▼▼▼
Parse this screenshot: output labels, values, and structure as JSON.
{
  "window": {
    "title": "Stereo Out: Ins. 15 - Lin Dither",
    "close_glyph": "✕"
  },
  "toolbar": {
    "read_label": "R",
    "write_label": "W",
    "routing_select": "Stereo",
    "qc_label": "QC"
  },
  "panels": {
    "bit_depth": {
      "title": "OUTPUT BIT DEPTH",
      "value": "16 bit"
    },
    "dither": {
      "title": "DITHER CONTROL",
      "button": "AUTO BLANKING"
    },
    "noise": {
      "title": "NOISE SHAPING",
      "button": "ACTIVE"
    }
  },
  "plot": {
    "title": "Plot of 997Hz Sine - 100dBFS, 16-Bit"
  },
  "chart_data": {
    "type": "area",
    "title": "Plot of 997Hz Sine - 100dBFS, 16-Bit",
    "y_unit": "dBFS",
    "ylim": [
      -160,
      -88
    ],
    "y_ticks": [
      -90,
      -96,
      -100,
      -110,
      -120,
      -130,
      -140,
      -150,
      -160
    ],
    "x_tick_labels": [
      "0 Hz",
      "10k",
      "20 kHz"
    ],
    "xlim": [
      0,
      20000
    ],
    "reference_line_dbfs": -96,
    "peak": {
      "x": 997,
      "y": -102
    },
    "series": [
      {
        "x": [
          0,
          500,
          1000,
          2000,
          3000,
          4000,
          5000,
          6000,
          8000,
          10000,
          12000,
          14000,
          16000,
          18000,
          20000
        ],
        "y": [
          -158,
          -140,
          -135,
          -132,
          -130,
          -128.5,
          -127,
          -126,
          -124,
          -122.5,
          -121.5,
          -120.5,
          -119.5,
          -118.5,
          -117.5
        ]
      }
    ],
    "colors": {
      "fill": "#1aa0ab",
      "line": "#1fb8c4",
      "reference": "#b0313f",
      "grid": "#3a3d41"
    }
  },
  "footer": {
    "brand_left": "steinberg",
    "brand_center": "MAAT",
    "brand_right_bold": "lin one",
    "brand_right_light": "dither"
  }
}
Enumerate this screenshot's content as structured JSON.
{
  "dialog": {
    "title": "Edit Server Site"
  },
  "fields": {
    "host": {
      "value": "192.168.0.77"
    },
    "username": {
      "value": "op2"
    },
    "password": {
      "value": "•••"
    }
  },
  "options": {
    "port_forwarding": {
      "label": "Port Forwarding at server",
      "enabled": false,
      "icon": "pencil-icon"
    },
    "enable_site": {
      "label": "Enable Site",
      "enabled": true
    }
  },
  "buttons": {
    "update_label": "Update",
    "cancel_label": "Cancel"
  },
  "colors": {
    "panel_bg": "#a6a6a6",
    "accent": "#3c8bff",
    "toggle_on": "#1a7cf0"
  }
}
▲▲▲
*Problem statement*. Reproduce each line of the entries in which the word "Stereo" is found.

*Response below*.
    "title": "Stereo Out: Ins. 15 - Lin Dither",
    "routing_select": "Stereo",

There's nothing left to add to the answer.